> _What you have to do_: Check each line of the listing below for the string "ffffff", and give only how many lines hold it.

> _Data records_:
━━━━━━━━━━━━━━━━

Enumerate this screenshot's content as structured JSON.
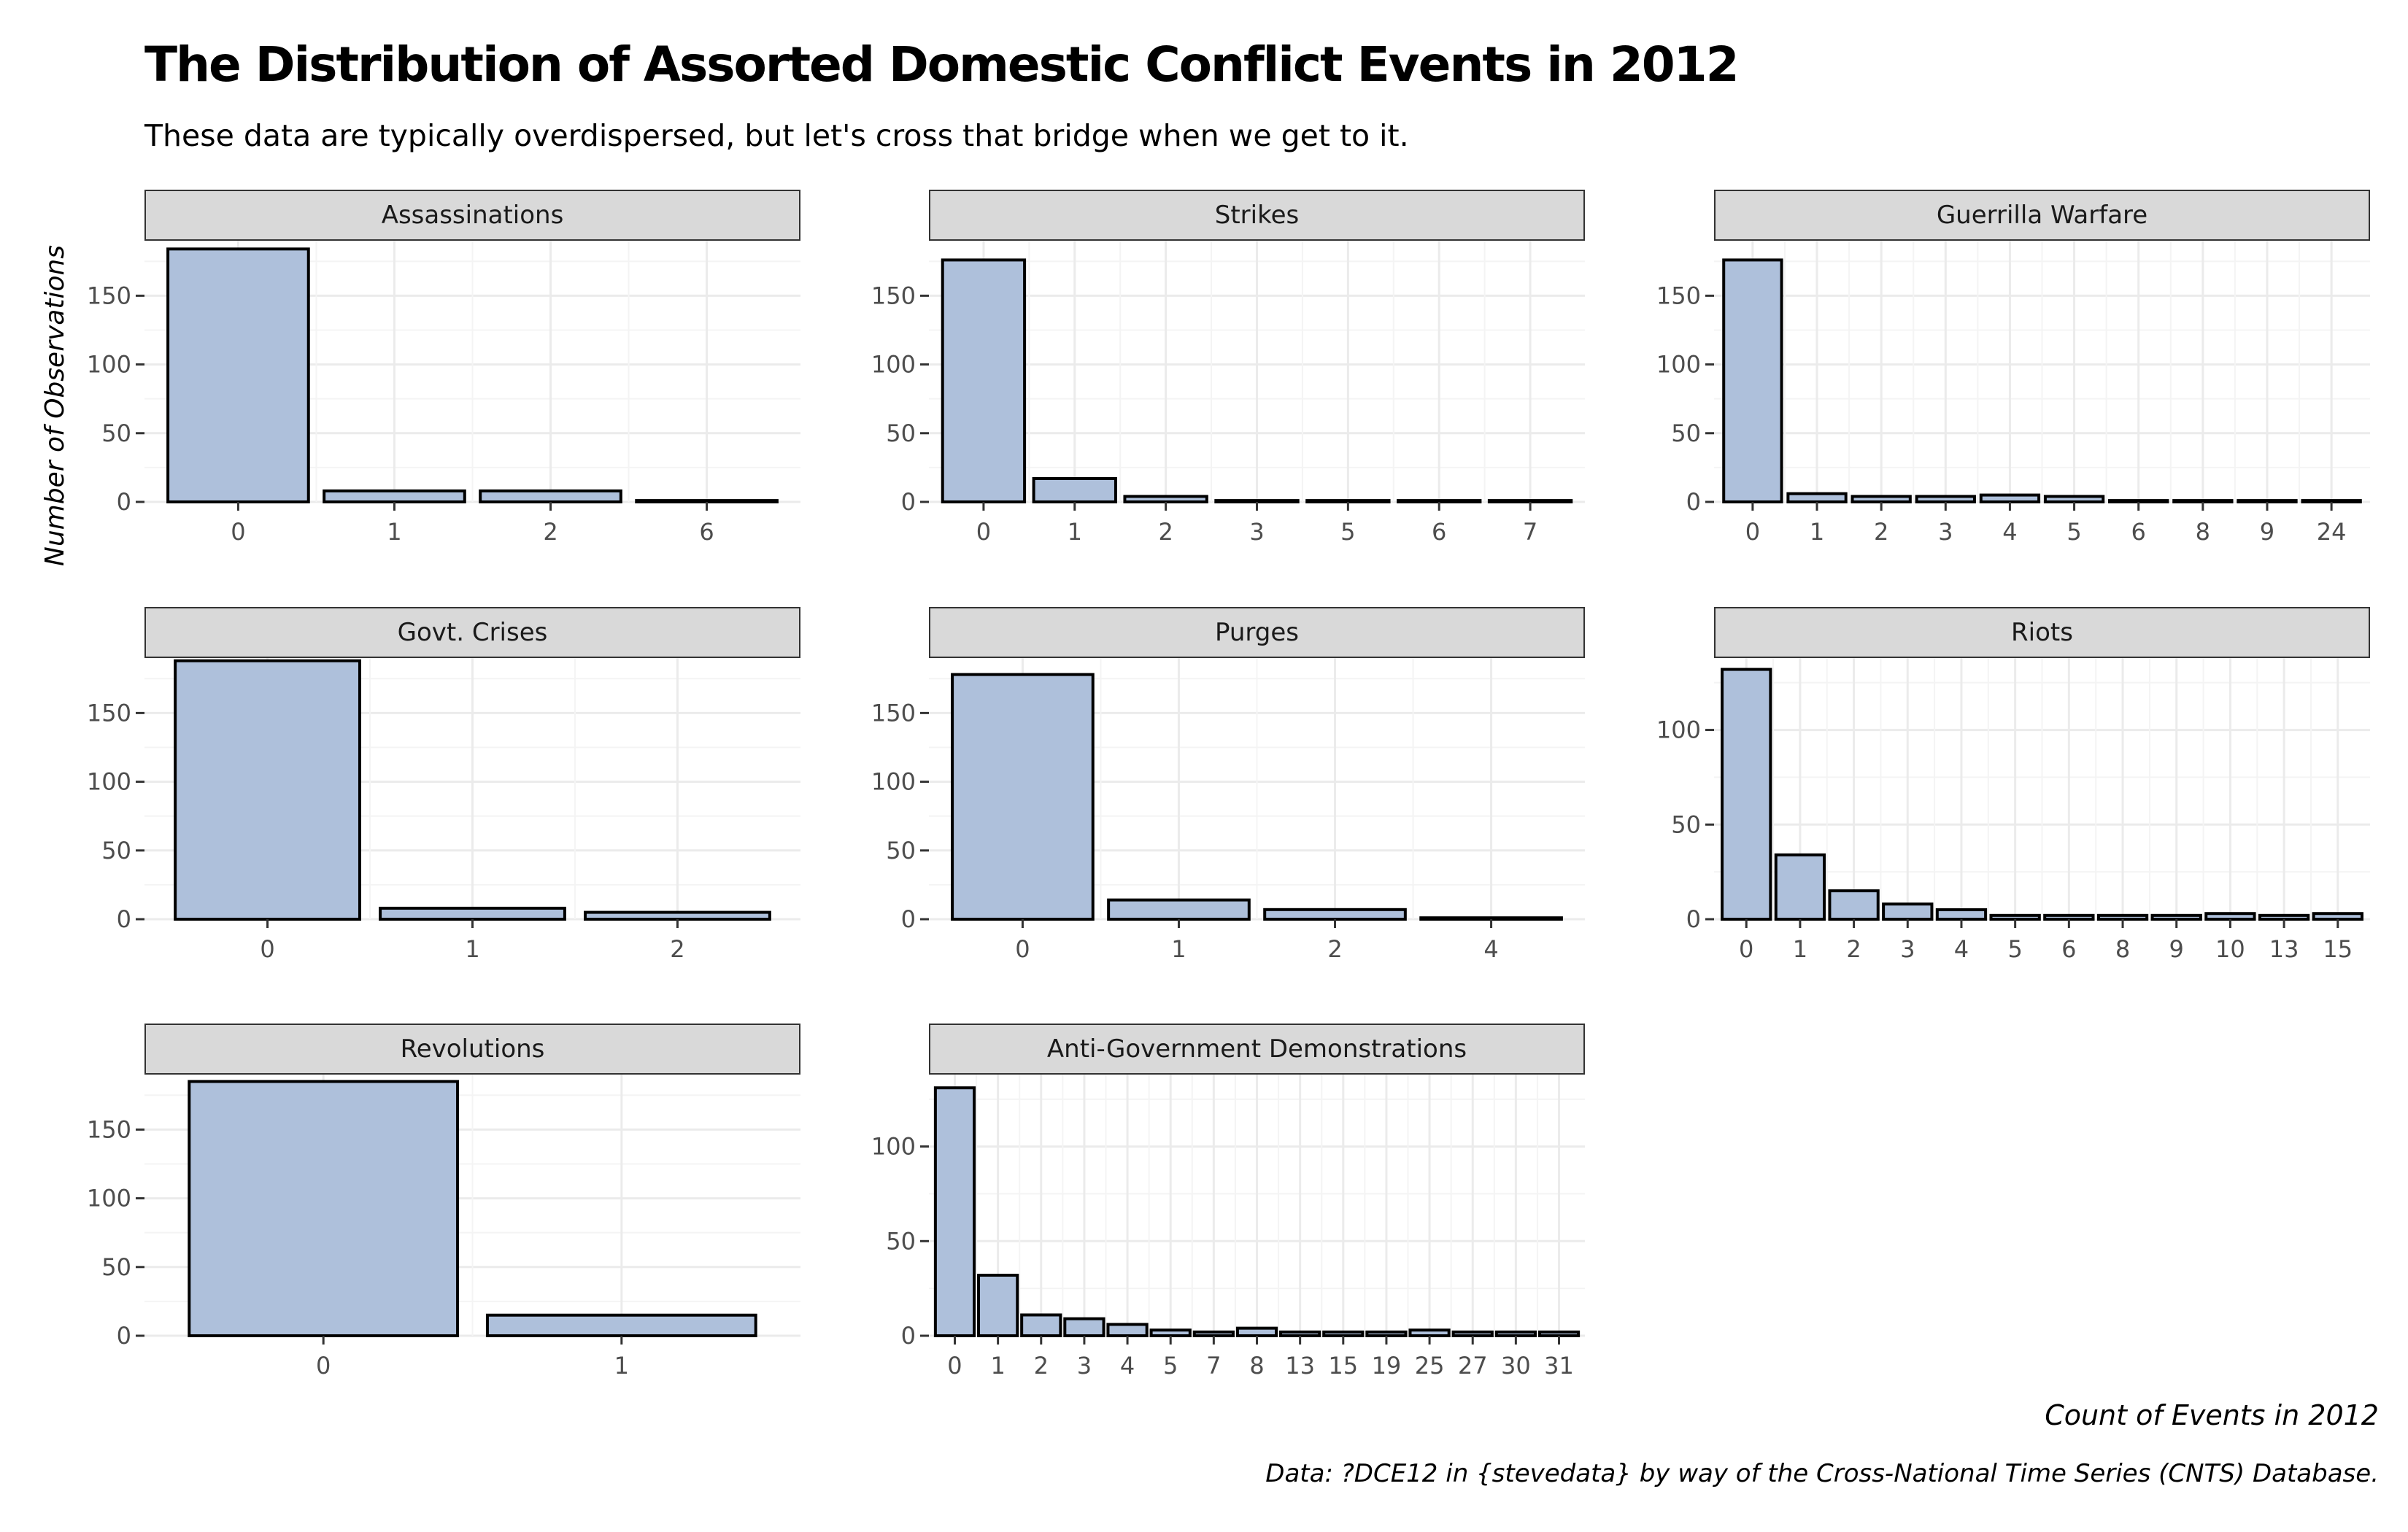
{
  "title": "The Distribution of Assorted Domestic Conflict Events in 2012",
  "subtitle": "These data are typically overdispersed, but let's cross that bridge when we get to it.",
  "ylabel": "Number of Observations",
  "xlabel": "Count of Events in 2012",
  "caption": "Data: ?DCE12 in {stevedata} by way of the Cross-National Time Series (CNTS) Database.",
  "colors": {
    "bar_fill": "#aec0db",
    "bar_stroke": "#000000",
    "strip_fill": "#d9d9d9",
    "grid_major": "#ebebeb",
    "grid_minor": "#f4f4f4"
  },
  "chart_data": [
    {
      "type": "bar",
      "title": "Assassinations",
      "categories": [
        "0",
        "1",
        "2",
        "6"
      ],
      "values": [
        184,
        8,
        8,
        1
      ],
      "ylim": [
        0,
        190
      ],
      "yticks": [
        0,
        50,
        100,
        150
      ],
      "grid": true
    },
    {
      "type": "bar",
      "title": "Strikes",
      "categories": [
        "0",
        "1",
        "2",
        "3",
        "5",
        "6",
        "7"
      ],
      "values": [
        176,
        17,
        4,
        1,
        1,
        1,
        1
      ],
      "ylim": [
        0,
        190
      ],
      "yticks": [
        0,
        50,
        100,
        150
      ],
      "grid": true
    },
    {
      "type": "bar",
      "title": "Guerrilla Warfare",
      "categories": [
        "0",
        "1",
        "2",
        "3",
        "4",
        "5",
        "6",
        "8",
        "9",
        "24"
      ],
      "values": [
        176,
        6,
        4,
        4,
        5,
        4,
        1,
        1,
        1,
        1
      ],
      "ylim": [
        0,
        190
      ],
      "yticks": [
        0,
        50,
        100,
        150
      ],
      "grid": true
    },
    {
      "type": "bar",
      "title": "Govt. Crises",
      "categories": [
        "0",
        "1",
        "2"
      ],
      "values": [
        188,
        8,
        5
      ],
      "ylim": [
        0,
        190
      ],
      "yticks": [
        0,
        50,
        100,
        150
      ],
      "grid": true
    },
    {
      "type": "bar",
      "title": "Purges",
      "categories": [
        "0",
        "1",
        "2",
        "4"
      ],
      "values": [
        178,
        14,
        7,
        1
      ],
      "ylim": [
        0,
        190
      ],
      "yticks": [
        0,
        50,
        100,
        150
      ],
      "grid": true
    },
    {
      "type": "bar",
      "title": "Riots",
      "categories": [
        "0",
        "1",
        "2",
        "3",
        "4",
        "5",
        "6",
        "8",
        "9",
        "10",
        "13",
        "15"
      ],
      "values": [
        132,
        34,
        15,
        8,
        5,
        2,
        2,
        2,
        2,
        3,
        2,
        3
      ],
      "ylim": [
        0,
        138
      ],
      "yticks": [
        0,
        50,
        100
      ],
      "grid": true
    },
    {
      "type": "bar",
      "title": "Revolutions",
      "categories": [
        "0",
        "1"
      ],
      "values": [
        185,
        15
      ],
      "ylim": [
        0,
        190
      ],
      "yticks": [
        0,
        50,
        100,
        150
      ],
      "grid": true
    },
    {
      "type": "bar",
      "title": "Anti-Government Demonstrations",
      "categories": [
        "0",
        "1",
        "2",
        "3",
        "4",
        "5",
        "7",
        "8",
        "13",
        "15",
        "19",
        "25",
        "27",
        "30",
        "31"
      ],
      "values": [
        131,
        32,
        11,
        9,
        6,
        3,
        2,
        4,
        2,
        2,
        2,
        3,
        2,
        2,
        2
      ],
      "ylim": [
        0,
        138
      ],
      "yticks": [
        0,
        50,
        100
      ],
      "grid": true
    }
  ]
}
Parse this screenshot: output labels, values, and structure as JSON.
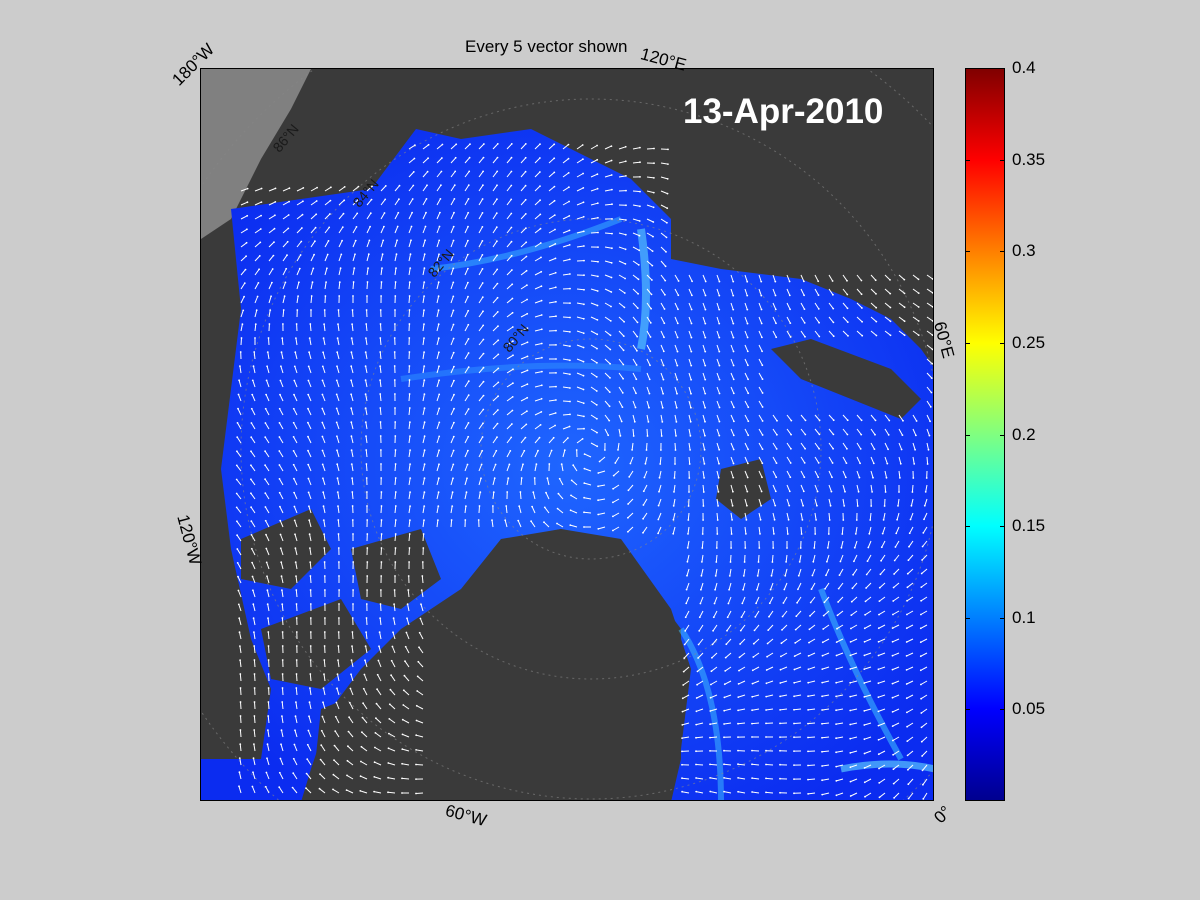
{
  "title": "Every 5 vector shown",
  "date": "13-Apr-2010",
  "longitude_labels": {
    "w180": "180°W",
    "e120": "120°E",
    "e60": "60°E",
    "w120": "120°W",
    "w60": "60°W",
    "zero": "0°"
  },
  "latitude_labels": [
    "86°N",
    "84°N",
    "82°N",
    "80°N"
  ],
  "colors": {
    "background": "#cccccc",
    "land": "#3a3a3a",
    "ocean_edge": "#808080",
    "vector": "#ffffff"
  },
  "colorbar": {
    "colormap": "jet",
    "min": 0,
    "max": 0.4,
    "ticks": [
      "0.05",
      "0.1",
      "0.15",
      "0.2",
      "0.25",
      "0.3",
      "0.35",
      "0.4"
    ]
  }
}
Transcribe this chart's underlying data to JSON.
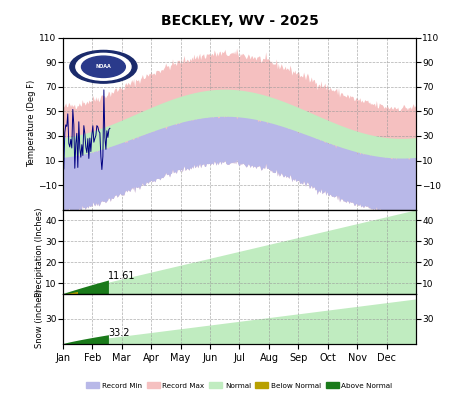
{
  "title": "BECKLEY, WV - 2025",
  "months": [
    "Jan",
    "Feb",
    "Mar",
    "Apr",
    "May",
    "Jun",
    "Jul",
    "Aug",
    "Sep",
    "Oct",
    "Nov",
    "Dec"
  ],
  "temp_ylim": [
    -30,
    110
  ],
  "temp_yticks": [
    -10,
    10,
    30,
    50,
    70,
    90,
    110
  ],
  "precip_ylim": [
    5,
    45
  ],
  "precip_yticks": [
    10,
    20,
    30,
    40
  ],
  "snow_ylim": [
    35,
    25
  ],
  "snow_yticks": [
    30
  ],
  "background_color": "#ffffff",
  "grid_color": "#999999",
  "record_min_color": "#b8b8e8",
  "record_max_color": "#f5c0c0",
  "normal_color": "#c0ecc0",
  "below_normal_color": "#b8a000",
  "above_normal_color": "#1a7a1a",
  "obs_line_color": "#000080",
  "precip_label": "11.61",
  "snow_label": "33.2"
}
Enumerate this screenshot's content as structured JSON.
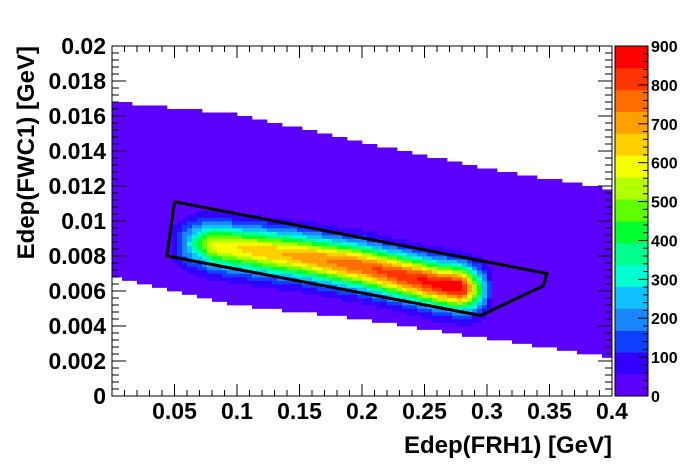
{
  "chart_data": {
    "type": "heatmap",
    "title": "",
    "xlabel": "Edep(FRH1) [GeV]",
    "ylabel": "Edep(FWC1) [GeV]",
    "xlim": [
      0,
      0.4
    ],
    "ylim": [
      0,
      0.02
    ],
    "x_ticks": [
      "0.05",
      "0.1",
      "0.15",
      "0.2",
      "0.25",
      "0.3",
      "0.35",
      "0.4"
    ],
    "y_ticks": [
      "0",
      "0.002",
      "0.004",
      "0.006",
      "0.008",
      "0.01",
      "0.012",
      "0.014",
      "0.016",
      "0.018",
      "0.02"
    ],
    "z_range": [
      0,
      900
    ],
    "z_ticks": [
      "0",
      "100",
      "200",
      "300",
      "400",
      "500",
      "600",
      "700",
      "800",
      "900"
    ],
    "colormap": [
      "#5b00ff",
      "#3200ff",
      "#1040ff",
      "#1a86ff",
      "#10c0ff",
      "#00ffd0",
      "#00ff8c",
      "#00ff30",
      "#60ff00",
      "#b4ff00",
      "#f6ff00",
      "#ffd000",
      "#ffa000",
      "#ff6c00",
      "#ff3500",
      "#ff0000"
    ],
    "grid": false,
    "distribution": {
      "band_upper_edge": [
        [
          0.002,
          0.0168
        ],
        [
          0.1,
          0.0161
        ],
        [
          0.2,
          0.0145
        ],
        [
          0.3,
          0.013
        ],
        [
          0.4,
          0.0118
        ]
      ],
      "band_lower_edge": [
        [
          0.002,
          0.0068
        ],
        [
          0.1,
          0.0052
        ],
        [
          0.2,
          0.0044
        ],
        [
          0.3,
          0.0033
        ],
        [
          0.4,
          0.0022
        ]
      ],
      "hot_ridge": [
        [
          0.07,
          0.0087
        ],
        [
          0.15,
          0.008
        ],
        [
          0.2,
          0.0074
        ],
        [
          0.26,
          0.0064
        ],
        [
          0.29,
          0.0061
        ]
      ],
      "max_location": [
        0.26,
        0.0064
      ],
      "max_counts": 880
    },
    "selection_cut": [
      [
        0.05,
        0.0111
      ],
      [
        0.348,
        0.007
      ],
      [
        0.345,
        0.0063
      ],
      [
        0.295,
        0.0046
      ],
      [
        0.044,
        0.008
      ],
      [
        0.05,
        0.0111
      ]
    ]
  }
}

━━━━━━━━━━━━━━━━

> _Output below_: 2